Data records:
+ + + +

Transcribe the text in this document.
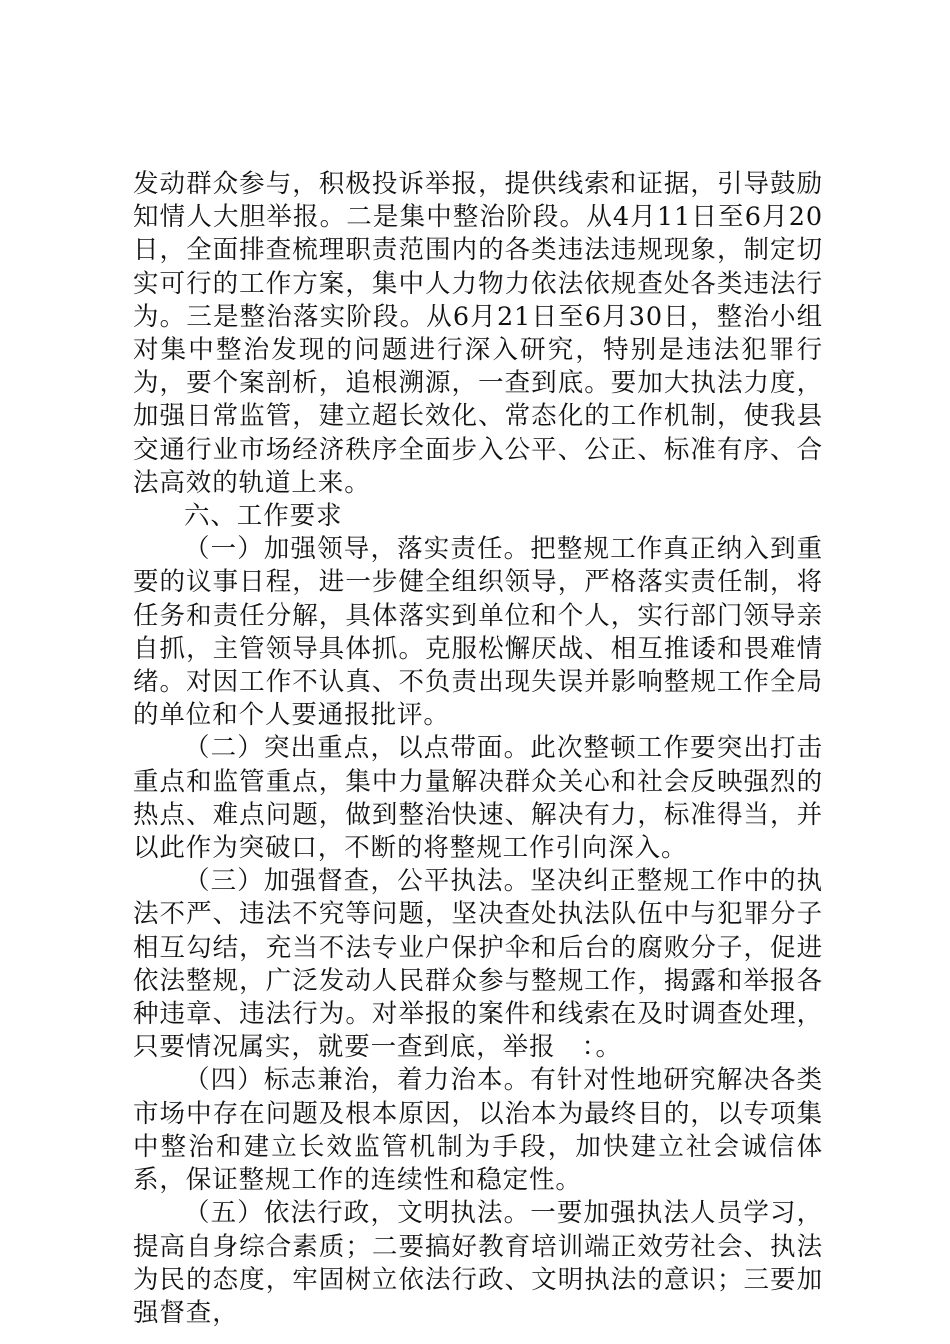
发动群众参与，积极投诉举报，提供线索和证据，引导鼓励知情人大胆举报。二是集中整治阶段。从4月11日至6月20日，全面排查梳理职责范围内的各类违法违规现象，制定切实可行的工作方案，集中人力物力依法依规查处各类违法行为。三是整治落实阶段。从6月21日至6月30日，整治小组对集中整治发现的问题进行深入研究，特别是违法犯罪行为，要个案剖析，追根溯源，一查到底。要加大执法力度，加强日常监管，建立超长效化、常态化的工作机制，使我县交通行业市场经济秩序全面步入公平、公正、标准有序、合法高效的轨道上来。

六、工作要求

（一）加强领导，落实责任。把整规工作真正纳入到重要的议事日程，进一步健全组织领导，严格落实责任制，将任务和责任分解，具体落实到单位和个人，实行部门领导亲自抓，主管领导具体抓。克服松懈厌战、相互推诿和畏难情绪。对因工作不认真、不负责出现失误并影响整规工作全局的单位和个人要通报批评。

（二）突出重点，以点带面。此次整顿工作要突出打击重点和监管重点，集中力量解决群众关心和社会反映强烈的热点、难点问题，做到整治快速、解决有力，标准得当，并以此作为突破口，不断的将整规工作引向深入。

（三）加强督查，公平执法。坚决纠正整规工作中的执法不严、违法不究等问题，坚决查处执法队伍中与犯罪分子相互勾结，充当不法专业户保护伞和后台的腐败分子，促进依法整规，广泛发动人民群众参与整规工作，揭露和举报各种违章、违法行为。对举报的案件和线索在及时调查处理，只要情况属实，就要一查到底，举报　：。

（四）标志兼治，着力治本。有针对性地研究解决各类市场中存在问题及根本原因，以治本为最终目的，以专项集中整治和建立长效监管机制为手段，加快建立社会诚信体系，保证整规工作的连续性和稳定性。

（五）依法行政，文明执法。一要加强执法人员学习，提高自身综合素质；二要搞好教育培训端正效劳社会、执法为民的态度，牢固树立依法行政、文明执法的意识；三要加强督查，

+ + + +

WHAT YOU NEED TO DO: The listing above needs to be output again exactly. Don't include the pictures.

EXERCISE OUTPUT:
Transcribe the text in this document.
发动群众参与，积极投诉举报，提供线索和证据，引导鼓励知情人大胆举报。二是集中整治阶段。从4月11日至6月20日，全面排查梳理职责范围内的各类违法违规现象，制定切实可行的工作方案，集中人力物力依法依规查处各类违法行为。三是整治落实阶段。从6月21日至6月30日，整治小组对集中整治发现的问题进行深入研究，特别是违法犯罪行为，要个案剖析，追根溯源，一查到底。要加大执法力度，加强日常监管，建立超长效化、常态化的工作机制，使我县交通行业市场经济秩序全面步入公平、公正、标准有序、合法高效的轨道上来。

六、工作要求

（一）加强领导，落实责任。把整规工作真正纳入到重要的议事日程，进一步健全组织领导，严格落实责任制，将任务和责任分解，具体落实到单位和个人，实行部门领导亲自抓，主管领导具体抓。克服松懈厌战、相互推诿和畏难情绪。对因工作不认真、不负责出现失误并影响整规工作全局的单位和个人要通报批评。

（二）突出重点，以点带面。此次整顿工作要突出打击重点和监管重点，集中力量解决群众关心和社会反映强烈的热点、难点问题，做到整治快速、解决有力，标准得当，并以此作为突破口，不断的将整规工作引向深入。

（三）加强督查，公平执法。坚决纠正整规工作中的执法不严、违法不究等问题，坚决查处执法队伍中与犯罪分子相互勾结，充当不法专业户保护伞和后台的腐败分子，促进依法整规，广泛发动人民群众参与整规工作，揭露和举报各种违章、违法行为。对举报的案件和线索在及时调查处理，只要情况属实，就要一查到底，举报　：。

（四）标志兼治，着力治本。有针对性地研究解决各类市场中存在问题及根本原因，以治本为最终目的，以专项集中整治和建立长效监管机制为手段，加快建立社会诚信体系，保证整规工作的连续性和稳定性。

（五）依法行政，文明执法。一要加强执法人员学习，提高自身综合素质；二要搞好教育培训端正效劳社会、执法为民的态度，牢固树立依法行政、文明执法的意识；三要加强督查，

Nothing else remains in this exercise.